EXERCISE> Can you copy, word for word, the stretch of the data from the line containing "table-cell: 江西省萍乡市莲花县坊楼镇坊楼村车站1号变 [825, 461, 1187, 487]" through the line containing "table-row[interactable]: 国网江西省电力有限公司莲花 萍乡莲花县坊楼供", including both of those lines?

-.-.-

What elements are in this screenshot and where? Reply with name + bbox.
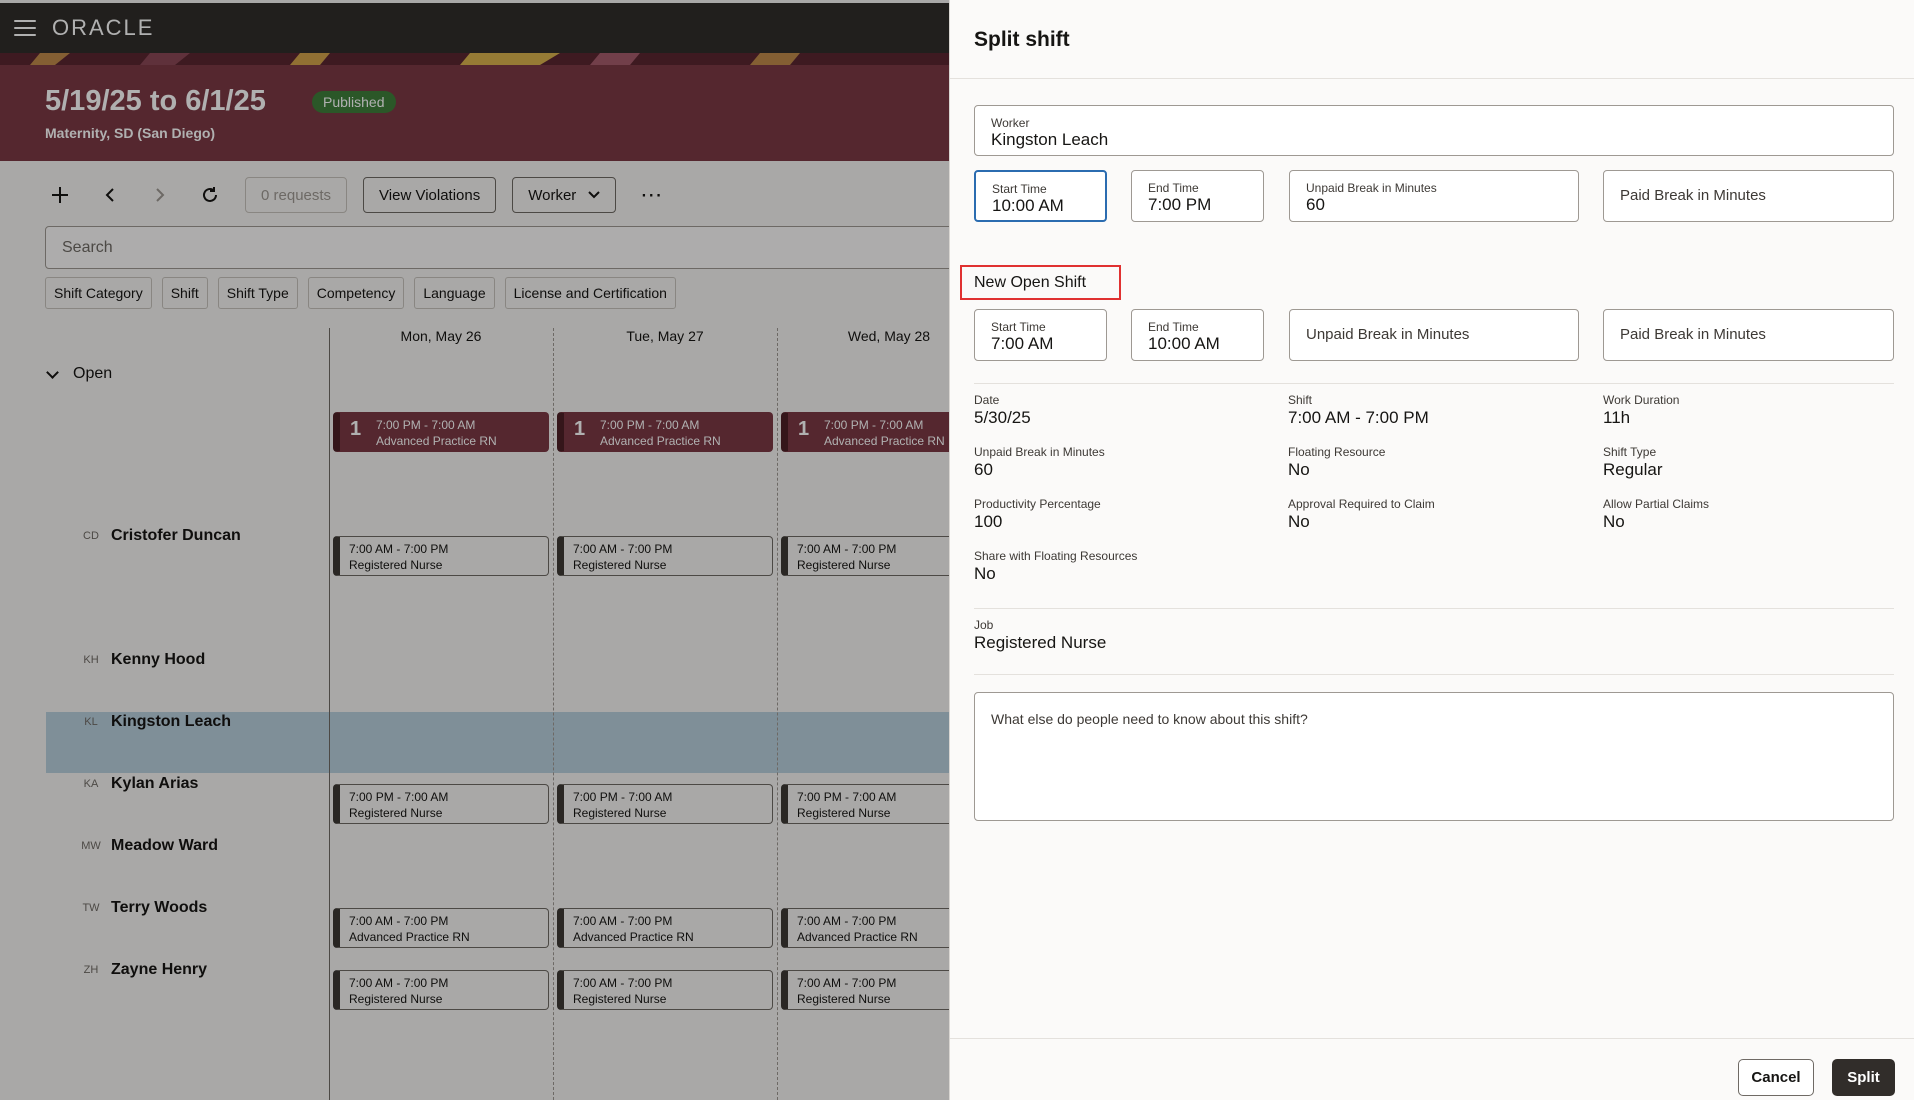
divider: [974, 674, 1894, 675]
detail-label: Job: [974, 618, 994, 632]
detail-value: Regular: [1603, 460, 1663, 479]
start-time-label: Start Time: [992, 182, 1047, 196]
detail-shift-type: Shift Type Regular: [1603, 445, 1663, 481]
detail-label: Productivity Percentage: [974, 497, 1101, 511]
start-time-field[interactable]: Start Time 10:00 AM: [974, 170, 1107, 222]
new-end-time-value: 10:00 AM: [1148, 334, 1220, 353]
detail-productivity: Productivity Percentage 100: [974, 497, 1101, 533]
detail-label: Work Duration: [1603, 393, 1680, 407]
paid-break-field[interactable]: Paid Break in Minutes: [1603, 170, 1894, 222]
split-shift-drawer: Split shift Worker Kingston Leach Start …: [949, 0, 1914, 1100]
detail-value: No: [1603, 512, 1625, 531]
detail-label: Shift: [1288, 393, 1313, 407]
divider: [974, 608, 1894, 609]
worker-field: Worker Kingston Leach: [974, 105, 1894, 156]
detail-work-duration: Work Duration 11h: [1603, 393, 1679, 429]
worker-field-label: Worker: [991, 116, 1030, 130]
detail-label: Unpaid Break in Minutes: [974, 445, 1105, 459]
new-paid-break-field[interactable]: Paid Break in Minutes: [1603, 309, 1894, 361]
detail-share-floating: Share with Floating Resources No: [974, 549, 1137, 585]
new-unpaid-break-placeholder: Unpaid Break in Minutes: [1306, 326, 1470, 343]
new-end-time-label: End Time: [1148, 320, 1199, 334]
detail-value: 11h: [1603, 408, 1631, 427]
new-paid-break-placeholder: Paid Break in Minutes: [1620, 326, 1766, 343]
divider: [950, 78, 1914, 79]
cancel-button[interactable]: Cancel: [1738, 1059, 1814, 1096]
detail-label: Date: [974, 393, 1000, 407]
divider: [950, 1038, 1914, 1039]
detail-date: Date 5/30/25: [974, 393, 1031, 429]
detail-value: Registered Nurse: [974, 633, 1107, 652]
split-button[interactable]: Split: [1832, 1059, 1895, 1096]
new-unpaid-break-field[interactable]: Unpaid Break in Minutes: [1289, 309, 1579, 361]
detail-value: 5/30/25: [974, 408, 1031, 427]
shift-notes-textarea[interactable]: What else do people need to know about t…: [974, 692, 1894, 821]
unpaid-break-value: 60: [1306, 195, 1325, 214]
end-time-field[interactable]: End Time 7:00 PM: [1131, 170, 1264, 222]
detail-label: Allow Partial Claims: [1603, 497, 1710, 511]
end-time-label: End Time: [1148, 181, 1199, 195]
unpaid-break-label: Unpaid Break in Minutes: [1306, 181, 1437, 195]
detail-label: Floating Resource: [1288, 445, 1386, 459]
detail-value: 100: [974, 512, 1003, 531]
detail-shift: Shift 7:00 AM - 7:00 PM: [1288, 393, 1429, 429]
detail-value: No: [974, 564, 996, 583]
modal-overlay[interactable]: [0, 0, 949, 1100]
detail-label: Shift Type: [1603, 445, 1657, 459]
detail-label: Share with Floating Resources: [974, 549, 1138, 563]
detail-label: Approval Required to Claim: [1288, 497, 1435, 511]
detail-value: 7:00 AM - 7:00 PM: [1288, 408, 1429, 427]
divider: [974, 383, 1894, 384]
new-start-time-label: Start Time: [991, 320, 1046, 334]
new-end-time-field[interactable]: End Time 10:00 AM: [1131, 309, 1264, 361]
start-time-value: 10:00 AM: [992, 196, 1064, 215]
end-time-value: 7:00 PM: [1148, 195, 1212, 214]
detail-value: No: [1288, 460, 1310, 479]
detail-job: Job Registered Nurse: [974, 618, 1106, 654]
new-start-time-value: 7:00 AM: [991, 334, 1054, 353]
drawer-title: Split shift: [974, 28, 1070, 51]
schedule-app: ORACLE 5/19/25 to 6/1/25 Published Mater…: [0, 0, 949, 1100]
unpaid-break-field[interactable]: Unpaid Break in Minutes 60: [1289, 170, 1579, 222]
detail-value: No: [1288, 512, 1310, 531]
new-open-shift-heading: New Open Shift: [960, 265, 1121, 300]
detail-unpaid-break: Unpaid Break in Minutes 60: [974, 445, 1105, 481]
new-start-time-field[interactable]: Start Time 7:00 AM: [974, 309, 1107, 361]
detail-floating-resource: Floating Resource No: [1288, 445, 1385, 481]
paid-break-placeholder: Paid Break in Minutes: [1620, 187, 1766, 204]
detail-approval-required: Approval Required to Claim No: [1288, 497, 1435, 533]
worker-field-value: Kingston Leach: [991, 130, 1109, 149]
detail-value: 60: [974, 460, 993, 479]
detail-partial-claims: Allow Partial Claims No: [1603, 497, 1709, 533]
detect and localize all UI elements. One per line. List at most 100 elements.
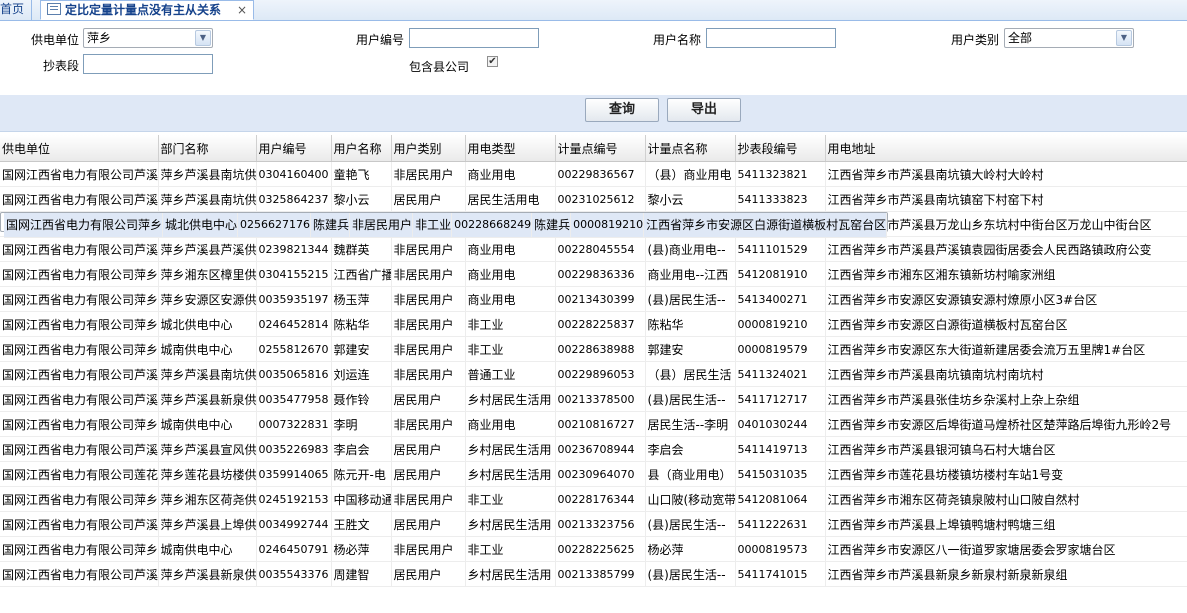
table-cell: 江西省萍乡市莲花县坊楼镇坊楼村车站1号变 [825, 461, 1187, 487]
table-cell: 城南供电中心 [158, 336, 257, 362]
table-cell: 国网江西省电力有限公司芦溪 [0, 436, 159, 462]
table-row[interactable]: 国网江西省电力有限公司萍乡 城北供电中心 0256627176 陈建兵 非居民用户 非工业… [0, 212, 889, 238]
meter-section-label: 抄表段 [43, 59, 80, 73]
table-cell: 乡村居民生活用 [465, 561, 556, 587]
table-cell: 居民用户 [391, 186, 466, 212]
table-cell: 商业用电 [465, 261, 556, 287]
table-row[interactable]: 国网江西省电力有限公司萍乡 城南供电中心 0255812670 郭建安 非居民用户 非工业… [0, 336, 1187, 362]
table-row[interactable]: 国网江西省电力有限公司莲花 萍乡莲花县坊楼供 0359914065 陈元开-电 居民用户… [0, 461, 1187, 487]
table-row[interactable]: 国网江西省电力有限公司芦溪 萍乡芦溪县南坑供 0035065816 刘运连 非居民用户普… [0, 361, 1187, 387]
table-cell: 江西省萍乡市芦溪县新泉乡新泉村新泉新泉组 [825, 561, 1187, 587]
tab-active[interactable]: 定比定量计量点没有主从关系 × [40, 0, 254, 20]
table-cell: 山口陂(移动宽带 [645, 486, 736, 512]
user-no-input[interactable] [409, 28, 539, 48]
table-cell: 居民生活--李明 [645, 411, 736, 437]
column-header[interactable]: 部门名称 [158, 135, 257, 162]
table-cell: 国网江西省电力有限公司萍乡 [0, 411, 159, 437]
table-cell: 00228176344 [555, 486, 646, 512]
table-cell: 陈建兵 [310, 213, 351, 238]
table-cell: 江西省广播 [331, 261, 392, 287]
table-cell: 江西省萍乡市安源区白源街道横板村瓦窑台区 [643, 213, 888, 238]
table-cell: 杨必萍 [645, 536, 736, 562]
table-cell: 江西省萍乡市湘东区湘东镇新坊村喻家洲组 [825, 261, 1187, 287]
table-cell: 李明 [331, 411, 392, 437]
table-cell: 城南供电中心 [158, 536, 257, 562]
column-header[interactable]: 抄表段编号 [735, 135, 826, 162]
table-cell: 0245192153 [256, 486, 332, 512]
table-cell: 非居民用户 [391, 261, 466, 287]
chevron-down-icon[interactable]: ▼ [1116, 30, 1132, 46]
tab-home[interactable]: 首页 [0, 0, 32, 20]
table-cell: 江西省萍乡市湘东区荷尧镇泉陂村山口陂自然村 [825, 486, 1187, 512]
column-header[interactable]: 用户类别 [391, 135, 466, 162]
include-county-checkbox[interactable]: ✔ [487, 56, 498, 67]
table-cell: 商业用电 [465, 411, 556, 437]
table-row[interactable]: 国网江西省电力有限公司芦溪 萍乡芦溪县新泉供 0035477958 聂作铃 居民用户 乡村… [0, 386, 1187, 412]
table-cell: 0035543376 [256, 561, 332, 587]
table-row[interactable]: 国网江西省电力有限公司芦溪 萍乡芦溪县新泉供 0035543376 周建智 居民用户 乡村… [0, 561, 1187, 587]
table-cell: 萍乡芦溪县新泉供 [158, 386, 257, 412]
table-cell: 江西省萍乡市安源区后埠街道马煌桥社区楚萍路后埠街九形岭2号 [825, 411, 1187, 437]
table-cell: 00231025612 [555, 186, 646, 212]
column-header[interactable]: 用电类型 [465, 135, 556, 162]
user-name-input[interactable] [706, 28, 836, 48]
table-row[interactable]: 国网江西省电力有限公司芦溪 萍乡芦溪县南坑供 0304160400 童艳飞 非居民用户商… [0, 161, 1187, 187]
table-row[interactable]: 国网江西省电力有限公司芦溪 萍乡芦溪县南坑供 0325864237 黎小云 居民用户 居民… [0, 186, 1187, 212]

-.-.-

ANSWER FOR THE TASK>
table-cell: 江西省萍乡市莲花县坊楼镇坊楼村车站1号变 [825, 461, 1187, 487]
table-cell: 城南供电中心 [158, 336, 257, 362]
table-cell: 国网江西省电力有限公司芦溪 [0, 436, 159, 462]
table-row[interactable]: 国网江西省电力有限公司萍乡 城北供电中心 0256627176 陈建兵 非居民用户 非工业… [0, 212, 889, 238]
meter-section-label: 抄表段 [43, 59, 80, 73]
table-cell: 乡村居民生活用 [465, 561, 556, 587]
table-cell: 居民用户 [391, 186, 466, 212]
table-cell: 商业用电 [465, 261, 556, 287]
table-row[interactable]: 国网江西省电力有限公司萍乡 城南供电中心 0255812670 郭建安 非居民用户 非工业… [0, 336, 1187, 362]
table-row[interactable]: 国网江西省电力有限公司莲花 萍乡莲花县坊楼供 0359914065 陈元开-电 居民用户… [0, 461, 1187, 487]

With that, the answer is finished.